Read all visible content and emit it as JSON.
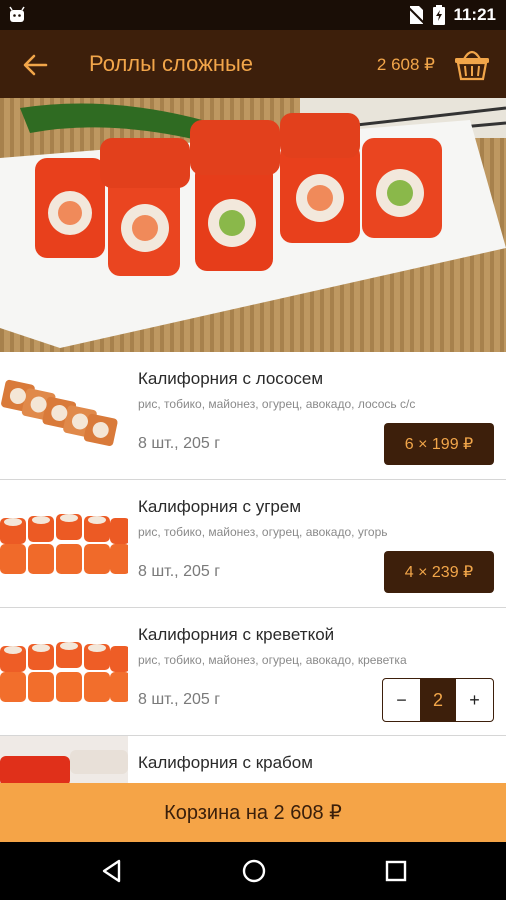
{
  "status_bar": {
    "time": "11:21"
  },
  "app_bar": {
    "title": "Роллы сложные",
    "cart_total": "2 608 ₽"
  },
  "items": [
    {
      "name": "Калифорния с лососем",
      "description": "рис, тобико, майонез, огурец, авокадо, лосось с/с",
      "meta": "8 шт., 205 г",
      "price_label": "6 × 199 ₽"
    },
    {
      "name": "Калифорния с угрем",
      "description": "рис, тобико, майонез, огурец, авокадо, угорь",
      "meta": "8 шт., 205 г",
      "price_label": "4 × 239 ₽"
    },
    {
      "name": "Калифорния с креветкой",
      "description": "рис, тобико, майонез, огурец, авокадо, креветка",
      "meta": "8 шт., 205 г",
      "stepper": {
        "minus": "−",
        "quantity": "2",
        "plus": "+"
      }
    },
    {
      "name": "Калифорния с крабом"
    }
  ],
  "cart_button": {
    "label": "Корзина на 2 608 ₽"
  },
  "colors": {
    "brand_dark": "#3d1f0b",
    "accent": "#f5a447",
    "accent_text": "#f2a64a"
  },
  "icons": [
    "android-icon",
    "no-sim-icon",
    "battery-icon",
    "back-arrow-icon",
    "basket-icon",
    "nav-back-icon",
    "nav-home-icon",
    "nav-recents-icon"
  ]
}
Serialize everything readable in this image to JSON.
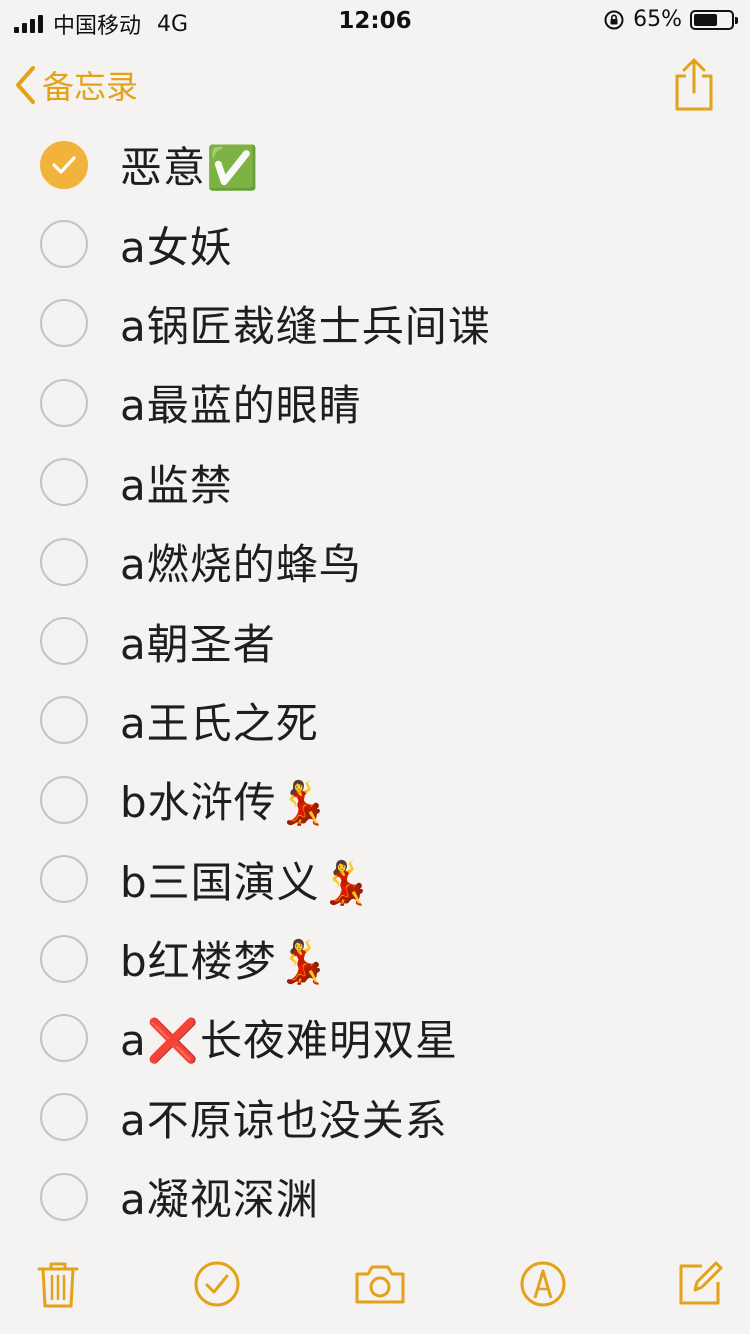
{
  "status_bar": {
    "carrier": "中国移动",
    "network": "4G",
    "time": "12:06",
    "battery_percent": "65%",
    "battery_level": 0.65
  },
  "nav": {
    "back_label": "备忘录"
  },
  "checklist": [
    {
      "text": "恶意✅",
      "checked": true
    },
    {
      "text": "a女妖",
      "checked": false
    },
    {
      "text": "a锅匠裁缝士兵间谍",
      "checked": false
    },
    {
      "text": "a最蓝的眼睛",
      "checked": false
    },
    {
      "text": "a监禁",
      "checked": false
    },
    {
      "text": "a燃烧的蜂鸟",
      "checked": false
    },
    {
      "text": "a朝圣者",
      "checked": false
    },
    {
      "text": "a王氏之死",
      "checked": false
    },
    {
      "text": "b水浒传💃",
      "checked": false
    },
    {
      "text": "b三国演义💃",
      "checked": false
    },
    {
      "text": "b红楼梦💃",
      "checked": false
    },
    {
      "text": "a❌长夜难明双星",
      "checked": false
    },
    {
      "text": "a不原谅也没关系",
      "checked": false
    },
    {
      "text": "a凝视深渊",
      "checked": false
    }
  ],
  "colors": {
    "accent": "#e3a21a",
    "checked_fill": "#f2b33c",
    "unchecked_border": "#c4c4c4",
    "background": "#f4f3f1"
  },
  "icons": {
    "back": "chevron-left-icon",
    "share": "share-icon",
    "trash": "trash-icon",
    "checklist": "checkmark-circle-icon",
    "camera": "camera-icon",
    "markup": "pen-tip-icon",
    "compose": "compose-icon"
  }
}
------------------------------------------------
* _What you are asked to do_:
From the material above, gather all lines that include the string "description" and copy them.

* _Exercise result_:
      "description": "рис, тобико, майонез, огурец, авокадо, лосось с/с",
      "description": "рис, тобико, майонез, огурец, авокадо, угорь",
      "description": "рис, тобико, майонез, огурец, авокадо, креветка",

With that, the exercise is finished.